**STATED PROBLEM**
Across the listing below, how many lines hold "from"? Reply with the number by itself.

Dataset entries on figures
- - - - - - -

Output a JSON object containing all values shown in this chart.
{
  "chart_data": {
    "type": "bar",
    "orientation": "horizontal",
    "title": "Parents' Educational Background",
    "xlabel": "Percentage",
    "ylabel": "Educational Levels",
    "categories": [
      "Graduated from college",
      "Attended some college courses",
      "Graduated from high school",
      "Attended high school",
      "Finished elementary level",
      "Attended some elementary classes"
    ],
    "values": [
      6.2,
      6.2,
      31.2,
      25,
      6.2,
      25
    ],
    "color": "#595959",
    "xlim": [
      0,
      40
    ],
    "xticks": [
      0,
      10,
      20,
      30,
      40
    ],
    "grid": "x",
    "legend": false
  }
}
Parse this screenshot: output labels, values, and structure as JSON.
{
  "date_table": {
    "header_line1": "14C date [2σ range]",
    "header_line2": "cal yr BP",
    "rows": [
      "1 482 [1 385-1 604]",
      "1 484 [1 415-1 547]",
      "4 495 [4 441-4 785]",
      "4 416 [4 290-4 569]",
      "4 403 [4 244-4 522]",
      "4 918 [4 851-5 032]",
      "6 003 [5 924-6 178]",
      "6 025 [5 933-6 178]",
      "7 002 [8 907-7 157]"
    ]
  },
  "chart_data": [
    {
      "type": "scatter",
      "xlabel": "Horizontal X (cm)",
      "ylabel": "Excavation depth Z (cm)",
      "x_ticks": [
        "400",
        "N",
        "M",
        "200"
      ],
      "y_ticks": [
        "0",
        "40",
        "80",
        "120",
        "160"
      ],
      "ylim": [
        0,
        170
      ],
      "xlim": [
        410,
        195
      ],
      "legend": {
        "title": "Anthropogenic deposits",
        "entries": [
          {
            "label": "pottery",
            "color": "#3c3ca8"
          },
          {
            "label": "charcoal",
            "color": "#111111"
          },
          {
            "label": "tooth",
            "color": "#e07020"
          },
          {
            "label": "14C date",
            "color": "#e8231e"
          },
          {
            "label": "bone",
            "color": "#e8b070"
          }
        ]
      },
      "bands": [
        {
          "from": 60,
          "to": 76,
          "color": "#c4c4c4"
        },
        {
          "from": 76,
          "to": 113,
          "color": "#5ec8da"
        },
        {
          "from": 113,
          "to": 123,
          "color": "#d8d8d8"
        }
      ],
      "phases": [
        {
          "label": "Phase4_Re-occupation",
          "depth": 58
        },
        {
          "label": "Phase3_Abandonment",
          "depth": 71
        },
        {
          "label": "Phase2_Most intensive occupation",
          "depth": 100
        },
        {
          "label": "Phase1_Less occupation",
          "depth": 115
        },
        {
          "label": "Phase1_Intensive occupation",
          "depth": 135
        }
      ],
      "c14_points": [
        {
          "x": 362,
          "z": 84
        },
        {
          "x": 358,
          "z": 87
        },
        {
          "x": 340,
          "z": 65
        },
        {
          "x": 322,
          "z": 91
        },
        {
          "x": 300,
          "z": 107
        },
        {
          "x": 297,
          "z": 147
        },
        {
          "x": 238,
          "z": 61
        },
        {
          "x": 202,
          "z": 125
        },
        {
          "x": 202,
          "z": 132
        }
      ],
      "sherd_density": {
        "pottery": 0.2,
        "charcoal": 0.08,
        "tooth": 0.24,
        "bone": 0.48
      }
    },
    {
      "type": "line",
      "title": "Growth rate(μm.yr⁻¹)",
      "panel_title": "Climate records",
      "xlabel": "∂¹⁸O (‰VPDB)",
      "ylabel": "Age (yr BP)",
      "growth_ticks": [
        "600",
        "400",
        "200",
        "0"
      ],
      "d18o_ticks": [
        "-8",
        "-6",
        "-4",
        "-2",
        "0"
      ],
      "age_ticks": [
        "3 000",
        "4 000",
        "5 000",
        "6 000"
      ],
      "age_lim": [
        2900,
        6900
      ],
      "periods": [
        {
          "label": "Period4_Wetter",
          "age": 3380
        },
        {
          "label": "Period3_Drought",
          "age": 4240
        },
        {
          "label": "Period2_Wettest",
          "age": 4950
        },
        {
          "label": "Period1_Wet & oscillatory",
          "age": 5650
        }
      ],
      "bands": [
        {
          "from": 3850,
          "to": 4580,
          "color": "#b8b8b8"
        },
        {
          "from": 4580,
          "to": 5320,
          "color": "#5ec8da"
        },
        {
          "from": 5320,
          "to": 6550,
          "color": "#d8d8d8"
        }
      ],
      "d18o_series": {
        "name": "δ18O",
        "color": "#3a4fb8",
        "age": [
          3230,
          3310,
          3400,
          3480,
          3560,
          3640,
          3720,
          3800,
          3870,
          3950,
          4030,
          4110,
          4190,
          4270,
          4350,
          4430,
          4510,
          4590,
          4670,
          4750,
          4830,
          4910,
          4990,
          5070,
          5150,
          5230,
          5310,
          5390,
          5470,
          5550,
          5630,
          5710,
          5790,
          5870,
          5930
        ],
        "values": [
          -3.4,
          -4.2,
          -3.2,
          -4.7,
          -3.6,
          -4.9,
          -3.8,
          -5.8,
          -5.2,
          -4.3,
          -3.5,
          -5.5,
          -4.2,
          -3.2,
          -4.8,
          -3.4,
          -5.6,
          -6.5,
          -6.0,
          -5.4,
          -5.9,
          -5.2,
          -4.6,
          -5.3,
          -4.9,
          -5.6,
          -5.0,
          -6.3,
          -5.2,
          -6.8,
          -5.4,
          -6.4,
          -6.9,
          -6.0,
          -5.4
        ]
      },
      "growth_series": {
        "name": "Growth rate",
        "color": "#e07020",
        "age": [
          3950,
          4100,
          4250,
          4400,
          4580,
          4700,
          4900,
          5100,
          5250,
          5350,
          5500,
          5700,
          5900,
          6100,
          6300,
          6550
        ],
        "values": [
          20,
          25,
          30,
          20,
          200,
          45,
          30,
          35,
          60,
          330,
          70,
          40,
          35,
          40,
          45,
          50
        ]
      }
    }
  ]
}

- - - - - - -

**EXERCISE ANSWER**
8